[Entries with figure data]
-.-.-
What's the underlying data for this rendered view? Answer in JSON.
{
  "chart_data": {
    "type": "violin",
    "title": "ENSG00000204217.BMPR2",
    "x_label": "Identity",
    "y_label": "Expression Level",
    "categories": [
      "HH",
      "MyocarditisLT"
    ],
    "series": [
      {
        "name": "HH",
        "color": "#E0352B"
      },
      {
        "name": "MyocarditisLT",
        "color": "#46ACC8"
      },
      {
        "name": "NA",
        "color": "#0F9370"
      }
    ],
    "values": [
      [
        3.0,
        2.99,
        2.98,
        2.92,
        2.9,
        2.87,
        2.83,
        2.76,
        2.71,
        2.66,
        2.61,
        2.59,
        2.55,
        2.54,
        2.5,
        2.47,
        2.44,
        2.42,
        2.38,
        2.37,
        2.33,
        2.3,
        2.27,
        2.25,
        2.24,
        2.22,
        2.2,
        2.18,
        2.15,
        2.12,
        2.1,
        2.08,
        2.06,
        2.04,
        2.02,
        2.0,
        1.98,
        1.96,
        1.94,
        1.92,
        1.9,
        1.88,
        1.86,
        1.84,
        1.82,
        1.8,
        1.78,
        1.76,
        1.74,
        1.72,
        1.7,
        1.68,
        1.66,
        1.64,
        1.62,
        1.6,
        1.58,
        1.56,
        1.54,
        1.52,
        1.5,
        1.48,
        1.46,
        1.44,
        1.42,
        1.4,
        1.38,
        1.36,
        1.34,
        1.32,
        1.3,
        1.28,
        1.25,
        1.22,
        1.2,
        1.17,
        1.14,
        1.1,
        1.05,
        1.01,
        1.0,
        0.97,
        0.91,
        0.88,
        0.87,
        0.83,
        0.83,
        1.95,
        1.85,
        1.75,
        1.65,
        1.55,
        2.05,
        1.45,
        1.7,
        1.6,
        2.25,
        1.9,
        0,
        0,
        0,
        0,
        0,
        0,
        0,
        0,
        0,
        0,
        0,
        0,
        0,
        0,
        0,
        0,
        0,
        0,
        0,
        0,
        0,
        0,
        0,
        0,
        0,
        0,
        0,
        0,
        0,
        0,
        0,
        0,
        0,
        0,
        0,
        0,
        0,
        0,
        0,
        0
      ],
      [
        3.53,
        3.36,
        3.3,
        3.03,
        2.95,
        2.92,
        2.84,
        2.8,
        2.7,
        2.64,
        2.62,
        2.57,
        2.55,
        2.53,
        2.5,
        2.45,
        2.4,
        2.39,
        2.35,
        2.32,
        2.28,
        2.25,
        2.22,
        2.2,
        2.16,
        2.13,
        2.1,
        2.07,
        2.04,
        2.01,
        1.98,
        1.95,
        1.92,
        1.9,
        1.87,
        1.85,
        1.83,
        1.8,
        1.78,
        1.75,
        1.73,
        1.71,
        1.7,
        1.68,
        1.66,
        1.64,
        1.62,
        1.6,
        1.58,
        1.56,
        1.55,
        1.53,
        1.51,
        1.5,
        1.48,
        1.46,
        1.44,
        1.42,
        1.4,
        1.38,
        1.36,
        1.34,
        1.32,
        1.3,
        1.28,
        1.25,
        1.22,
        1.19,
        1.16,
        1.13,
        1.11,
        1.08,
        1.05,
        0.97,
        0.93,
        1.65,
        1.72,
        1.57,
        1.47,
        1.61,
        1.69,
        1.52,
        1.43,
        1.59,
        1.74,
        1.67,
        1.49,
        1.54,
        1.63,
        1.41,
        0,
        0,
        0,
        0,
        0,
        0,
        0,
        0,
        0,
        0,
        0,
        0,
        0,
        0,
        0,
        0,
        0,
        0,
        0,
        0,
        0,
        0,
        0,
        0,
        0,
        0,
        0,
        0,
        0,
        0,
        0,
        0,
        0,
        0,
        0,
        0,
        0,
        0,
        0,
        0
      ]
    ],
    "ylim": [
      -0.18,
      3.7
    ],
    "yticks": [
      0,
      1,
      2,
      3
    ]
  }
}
-.-.-
» **Direction**
Write out the records above again, keeping each one identical to the original.

» **Written answer**
What's the underlying data for this rendered view? Answer in JSON.
{
  "chart_data": {
    "type": "violin",
    "title": "ENSG00000204217.BMPR2",
    "x_label": "Identity",
    "y_label": "Expression Level",
    "categories": [
      "HH",
      "MyocarditisLT"
    ],
    "series": [
      {
        "name": "HH",
        "color": "#E0352B"
      },
      {
        "name": "MyocarditisLT",
        "color": "#46ACC8"
      },
      {
        "name": "NA",
        "color": "#0F9370"
      }
    ],
    "values": [
      [
        3.0,
        2.99,
        2.98,
        2.92,
        2.9,
        2.87,
        2.83,
        2.76,
        2.71,
        2.66,
        2.61,
        2.59,
        2.55,
        2.54,
        2.5,
        2.47,
        2.44,
        2.42,
        2.38,
        2.37,
        2.33,
        2.3,
        2.27,
        2.25,
        2.24,
        2.22,
        2.2,
        2.18,
        2.15,
        2.12,
        2.1,
        2.08,
        2.06,
        2.04,
        2.02,
        2.0,
        1.98,
        1.96,
        1.94,
        1.92,
        1.9,
        1.88,
        1.86,
        1.84,
        1.82,
        1.8,
        1.78,
        1.76,
        1.74,
        1.72,
        1.7,
        1.68,
        1.66,
        1.64,
        1.62,
        1.6,
        1.58,
        1.56,
        1.54,
        1.52,
        1.5,
        1.48,
        1.46,
        1.44,
        1.42,
        1.4,
        1.38,
        1.36,
        1.34,
        1.32,
        1.3,
        1.28,
        1.25,
        1.22,
        1.2,
        1.17,
        1.14,
        1.1,
        1.05,
        1.01,
        1.0,
        0.97,
        0.91,
        0.88,
        0.87,
        0.83,
        0.83,
        1.95,
        1.85,
        1.75,
        1.65,
        1.55,
        2.05,
        1.45,
        1.7,
        1.6,
        2.25,
        1.9,
        0,
        0,
        0,
        0,
        0,
        0,
        0,
        0,
        0,
        0,
        0,
        0,
        0,
        0,
        0,
        0,
        0,
        0,
        0,
        0,
        0,
        0,
        0,
        0,
        0,
        0,
        0,
        0,
        0,
        0,
        0,
        0,
        0,
        0,
        0,
        0,
        0,
        0,
        0,
        0
      ],
      [
        3.53,
        3.36,
        3.3,
        3.03,
        2.95,
        2.92,
        2.84,
        2.8,
        2.7,
        2.64,
        2.62,
        2.57,
        2.55,
        2.53,
        2.5,
        2.45,
        2.4,
        2.39,
        2.35,
        2.32,
        2.28,
        2.25,
        2.22,
        2.2,
        2.16,
        2.13,
        2.1,
        2.07,
        2.04,
        2.01,
        1.98,
        1.95,
        1.92,
        1.9,
        1.87,
        1.85,
        1.83,
        1.8,
        1.78,
        1.75,
        1.73,
        1.71,
        1.7,
        1.68,
        1.66,
        1.64,
        1.62,
        1.6,
        1.58,
        1.56,
        1.55,
        1.53,
        1.51,
        1.5,
        1.48,
        1.46,
        1.44,
        1.42,
        1.4,
        1.38,
        1.36,
        1.34,
        1.32,
        1.3,
        1.28,
        1.25,
        1.22,
        1.19,
        1.16,
        1.13,
        1.11,
        1.08,
        1.05,
        0.97,
        0.93,
        1.65,
        1.72,
        1.57,
        1.47,
        1.61,
        1.69,
        1.52,
        1.43,
        1.59,
        1.74,
        1.67,
        1.49,
        1.54,
        1.63,
        1.41,
        0,
        0,
        0,
        0,
        0,
        0,
        0,
        0,
        0,
        0,
        0,
        0,
        0,
        0,
        0,
        0,
        0,
        0,
        0,
        0,
        0,
        0,
        0,
        0,
        0,
        0,
        0,
        0,
        0,
        0,
        0,
        0,
        0,
        0,
        0,
        0,
        0,
        0,
        0,
        0
      ]
    ],
    "ylim": [
      -0.18,
      3.7
    ],
    "yticks": [
      0,
      1,
      2,
      3
    ]
  }
}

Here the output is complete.